▶ Collected data:
<<<<

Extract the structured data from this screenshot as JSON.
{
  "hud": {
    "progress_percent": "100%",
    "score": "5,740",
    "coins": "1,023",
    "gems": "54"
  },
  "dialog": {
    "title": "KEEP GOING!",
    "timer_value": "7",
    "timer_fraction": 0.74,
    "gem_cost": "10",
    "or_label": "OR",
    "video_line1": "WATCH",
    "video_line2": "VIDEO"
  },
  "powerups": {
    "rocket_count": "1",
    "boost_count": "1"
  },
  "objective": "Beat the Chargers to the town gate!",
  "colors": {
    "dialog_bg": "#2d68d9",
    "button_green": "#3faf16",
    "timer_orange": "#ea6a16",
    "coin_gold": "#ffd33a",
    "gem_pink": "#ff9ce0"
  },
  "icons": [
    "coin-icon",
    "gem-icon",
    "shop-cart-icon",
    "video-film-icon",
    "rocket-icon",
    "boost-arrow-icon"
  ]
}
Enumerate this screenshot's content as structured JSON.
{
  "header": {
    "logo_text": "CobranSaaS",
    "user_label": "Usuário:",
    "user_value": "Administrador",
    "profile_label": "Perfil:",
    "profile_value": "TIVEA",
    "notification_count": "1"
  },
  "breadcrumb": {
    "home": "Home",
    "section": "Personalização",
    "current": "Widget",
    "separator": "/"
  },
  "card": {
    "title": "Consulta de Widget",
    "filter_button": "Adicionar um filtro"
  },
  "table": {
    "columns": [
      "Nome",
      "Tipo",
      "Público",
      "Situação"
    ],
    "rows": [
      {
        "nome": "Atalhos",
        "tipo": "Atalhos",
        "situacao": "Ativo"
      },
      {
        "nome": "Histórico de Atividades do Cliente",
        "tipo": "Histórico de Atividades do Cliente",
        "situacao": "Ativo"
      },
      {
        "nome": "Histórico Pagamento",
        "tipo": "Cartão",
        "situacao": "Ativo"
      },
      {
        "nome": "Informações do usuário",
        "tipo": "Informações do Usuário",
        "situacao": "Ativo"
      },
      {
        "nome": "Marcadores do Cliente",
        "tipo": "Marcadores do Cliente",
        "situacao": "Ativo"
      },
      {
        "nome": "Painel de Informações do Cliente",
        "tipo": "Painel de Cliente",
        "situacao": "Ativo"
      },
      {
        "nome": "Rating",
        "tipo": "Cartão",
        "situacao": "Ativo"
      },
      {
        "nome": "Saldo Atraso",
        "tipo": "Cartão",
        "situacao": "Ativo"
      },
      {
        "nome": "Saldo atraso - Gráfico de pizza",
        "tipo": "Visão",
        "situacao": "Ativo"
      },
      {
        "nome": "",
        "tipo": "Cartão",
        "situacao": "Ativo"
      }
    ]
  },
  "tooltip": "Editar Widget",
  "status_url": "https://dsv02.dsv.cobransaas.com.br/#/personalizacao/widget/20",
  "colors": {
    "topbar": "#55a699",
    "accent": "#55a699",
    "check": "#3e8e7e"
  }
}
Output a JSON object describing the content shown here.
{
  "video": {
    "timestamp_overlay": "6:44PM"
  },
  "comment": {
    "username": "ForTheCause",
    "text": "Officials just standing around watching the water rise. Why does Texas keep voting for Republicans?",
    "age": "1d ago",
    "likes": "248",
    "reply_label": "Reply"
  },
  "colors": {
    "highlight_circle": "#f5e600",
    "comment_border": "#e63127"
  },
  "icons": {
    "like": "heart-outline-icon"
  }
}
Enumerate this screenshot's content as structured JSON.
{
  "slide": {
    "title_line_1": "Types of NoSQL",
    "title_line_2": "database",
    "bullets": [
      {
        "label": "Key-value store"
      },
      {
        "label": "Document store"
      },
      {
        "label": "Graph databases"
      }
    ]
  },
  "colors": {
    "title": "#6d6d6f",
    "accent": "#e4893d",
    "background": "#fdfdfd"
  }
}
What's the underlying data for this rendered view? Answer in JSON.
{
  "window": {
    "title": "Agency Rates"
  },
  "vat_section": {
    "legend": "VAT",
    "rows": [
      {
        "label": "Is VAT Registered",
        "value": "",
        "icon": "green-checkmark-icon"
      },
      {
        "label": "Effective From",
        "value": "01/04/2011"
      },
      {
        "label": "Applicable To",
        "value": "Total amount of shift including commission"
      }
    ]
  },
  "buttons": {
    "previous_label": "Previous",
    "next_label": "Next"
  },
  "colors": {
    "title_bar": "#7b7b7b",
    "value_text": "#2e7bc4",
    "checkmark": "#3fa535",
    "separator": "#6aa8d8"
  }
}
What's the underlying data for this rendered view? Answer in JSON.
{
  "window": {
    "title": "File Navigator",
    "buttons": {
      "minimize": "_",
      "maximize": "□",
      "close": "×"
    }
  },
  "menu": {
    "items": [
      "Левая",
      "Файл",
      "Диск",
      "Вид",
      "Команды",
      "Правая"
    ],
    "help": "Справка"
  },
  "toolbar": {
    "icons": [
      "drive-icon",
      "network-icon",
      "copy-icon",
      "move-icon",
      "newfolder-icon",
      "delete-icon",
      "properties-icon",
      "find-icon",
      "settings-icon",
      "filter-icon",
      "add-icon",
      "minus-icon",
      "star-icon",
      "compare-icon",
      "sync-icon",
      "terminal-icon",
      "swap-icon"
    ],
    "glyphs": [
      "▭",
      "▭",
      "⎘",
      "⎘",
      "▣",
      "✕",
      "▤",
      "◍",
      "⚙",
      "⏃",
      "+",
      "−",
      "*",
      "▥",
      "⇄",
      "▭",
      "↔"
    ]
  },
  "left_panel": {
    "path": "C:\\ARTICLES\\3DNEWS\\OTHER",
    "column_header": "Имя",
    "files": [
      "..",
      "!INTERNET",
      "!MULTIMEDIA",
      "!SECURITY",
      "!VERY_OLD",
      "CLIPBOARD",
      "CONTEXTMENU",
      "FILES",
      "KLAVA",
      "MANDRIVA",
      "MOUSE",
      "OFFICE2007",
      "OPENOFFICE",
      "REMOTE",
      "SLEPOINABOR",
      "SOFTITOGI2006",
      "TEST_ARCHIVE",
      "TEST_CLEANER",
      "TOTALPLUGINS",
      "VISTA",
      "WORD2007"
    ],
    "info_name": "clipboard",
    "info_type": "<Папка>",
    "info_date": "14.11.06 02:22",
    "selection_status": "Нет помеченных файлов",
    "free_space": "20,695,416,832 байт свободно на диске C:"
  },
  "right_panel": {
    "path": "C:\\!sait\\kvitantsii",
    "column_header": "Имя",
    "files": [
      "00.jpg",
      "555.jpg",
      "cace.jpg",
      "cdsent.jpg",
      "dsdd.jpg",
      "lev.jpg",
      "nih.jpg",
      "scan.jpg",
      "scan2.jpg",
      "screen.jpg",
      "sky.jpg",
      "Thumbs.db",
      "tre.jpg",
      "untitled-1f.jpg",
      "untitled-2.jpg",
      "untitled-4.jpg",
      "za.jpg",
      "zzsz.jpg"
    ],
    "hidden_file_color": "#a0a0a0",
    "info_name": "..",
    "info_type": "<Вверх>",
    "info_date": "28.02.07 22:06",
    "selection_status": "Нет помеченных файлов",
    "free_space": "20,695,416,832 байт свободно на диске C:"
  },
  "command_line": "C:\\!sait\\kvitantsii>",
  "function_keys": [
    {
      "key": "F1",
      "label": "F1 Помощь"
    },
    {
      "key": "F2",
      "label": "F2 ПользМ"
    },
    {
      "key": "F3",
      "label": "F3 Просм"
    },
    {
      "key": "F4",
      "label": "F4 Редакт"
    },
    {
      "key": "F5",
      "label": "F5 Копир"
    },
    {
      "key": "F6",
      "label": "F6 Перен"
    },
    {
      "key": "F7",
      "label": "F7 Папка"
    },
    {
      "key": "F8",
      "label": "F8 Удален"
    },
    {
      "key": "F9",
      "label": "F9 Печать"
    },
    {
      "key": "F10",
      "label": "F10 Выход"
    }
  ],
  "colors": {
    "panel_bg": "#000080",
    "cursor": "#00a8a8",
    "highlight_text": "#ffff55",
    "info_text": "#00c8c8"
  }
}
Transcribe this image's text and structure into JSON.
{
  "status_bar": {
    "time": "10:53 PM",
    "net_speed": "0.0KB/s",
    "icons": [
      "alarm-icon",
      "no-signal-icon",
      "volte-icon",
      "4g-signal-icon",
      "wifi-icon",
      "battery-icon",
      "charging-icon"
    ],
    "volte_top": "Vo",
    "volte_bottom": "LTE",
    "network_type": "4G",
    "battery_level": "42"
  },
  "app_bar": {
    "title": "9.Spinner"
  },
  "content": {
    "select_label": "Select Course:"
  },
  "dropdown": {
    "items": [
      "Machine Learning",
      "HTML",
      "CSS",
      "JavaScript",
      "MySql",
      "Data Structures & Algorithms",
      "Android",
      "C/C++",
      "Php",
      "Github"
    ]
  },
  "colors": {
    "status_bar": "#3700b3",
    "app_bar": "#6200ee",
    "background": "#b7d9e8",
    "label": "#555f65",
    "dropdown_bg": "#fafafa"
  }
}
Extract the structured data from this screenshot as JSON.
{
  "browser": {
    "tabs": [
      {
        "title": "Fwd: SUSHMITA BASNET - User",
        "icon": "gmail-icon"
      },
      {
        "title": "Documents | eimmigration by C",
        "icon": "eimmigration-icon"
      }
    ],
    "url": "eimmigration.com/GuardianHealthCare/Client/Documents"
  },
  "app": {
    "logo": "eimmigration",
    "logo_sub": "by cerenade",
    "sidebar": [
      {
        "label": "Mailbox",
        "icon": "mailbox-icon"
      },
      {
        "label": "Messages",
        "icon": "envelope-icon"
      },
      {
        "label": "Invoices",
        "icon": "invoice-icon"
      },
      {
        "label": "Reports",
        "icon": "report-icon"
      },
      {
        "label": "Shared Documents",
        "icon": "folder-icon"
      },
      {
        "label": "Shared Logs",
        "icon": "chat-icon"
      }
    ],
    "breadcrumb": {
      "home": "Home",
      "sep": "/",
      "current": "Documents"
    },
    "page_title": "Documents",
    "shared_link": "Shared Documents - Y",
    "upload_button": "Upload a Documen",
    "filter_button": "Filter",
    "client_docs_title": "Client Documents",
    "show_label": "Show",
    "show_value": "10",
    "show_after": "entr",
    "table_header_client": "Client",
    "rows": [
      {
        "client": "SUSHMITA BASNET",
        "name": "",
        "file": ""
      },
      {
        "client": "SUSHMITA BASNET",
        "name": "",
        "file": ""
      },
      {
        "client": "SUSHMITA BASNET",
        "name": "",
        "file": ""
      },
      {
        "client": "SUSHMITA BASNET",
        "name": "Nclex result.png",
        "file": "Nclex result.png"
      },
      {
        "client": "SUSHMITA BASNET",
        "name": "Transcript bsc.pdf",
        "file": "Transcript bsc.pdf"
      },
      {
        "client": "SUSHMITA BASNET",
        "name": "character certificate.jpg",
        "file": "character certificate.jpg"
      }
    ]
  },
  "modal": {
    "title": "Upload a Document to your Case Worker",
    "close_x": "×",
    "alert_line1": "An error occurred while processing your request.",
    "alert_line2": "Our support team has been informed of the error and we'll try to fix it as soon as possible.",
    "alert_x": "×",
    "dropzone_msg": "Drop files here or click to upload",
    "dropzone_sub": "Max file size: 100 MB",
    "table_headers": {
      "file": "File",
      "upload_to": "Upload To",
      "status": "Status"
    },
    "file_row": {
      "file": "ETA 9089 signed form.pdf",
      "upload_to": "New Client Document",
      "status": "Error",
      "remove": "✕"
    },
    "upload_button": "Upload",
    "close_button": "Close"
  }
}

>>>>

▶ EXERCISE:
Write the number of lines containing the word "Nclex" and nothing besides it.

▶ WORKED SOLUTION:
2